# Start of Data to process
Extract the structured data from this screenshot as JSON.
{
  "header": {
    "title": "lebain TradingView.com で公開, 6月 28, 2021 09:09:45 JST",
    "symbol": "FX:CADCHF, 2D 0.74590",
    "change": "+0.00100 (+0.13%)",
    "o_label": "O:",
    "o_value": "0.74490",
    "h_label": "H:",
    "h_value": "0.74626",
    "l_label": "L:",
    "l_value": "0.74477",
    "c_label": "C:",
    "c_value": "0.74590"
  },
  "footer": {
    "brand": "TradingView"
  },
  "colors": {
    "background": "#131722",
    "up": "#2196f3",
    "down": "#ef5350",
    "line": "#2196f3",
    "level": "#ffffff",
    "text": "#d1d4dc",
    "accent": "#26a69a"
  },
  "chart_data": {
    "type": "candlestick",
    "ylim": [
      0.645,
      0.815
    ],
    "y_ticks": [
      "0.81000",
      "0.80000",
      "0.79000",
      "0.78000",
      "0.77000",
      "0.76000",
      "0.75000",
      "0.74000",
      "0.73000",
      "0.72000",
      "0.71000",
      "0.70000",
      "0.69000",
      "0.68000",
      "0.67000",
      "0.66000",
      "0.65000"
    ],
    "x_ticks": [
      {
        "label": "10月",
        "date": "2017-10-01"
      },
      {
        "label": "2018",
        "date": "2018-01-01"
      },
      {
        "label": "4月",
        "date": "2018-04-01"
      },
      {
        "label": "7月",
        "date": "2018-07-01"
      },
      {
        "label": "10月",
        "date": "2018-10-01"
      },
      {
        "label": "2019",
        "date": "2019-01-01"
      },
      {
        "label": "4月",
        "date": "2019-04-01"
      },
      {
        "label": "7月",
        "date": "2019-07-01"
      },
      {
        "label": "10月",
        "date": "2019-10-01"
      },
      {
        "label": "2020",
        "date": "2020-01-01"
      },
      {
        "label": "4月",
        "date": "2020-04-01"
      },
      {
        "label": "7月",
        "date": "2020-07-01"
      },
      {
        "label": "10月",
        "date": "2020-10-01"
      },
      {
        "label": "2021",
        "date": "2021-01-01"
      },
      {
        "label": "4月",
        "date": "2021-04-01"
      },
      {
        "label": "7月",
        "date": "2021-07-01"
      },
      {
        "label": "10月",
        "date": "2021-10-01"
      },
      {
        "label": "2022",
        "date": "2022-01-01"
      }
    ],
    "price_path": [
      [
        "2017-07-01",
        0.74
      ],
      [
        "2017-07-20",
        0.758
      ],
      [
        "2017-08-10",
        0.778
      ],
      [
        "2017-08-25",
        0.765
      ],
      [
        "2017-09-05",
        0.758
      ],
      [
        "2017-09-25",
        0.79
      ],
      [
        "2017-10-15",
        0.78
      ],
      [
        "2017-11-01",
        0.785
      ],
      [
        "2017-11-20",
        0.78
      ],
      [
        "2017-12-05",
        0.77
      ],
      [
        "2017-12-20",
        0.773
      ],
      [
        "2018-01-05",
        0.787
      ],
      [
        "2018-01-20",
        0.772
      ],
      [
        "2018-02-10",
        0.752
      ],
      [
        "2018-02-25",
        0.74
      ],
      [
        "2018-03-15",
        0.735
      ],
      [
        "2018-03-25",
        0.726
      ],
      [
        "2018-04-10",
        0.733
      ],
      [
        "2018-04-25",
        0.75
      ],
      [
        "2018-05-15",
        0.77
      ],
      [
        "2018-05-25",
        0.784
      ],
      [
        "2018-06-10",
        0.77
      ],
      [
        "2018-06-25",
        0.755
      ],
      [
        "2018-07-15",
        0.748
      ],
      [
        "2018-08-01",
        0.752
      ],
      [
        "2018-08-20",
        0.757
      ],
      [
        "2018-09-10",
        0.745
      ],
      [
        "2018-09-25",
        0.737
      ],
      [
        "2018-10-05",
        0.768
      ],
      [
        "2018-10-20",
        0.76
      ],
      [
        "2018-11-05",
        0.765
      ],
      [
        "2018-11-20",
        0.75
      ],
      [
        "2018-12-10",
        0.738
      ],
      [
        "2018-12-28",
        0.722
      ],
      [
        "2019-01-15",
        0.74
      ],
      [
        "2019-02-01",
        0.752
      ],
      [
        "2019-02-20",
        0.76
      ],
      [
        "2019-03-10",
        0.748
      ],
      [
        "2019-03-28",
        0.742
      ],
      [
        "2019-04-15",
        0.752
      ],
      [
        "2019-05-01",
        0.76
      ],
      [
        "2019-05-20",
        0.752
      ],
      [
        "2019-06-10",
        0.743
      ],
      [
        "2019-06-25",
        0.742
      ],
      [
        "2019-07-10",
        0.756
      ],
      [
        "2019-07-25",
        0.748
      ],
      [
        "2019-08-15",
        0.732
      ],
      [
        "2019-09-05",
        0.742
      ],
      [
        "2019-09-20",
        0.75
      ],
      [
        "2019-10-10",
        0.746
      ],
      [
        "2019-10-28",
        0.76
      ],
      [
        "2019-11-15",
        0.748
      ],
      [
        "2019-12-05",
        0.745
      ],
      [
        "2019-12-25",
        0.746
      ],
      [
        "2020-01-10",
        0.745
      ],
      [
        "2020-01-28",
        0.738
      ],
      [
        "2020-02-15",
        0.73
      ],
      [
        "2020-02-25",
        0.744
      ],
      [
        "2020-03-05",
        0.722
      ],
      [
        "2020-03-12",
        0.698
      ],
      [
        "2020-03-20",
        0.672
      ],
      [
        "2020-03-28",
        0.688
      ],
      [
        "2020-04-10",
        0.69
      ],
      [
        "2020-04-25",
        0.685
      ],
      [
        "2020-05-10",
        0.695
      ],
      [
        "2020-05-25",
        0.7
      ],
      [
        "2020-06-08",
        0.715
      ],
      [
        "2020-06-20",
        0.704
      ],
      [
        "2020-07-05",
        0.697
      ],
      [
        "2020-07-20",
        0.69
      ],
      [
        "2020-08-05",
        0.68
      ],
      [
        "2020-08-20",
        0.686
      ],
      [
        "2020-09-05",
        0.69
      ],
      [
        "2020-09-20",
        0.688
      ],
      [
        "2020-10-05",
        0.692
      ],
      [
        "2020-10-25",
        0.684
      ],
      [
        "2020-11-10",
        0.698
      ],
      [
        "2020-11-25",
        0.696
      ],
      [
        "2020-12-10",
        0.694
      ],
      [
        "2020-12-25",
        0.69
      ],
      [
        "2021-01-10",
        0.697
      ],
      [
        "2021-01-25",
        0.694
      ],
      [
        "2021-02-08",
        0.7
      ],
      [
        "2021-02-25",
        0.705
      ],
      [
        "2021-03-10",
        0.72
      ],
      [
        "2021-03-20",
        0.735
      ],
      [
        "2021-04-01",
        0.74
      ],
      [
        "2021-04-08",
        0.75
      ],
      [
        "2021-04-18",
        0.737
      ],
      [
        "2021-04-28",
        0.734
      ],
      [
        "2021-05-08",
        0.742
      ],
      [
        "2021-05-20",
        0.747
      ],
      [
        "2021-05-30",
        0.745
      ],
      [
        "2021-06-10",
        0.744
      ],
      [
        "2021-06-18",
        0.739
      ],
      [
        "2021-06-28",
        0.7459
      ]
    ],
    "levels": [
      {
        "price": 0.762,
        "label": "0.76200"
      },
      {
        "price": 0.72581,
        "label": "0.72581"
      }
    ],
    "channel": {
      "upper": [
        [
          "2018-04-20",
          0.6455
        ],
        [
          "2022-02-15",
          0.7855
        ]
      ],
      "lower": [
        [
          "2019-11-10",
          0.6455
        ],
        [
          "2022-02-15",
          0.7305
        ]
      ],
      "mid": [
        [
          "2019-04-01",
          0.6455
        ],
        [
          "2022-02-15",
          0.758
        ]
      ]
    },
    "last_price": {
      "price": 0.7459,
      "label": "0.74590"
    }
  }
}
# End of Data to process
Exercise description:
Check each line above for the string "TradingView" and show the ones that have it.

Response for this exercise:
    "title": "lebain TradingView.com で公開, 6月 28, 2021 09:09:45 JST",
    "brand": "TradingView"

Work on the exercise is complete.